### Input data ###

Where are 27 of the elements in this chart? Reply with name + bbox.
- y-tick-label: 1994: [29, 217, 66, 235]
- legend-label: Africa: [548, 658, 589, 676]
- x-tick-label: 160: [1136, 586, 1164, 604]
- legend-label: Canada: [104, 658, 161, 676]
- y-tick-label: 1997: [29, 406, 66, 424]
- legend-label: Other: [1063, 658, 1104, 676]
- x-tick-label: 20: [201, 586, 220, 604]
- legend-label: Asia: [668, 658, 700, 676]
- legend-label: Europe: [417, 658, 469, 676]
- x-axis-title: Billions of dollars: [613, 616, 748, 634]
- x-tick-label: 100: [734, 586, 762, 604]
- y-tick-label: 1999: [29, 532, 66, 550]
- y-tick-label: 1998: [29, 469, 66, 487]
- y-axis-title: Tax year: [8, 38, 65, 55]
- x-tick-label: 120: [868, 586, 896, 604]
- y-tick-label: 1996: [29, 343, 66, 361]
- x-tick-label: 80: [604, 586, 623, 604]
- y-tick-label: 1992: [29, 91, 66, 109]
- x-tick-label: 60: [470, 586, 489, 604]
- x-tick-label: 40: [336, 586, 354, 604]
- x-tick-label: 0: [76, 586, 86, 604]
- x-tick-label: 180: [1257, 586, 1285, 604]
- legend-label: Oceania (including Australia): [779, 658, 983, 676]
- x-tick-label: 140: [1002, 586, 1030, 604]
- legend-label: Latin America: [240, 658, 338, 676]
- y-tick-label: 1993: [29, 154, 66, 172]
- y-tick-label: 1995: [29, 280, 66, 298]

###

- Exercise brief -
Pull out each line in the records above that contains the string "title", copying every such line unchanged.

- Written response -
- x-axis-title: Billions of dollars: [613, 616, 748, 634]
- y-axis-title: Tax year: [8, 38, 65, 55]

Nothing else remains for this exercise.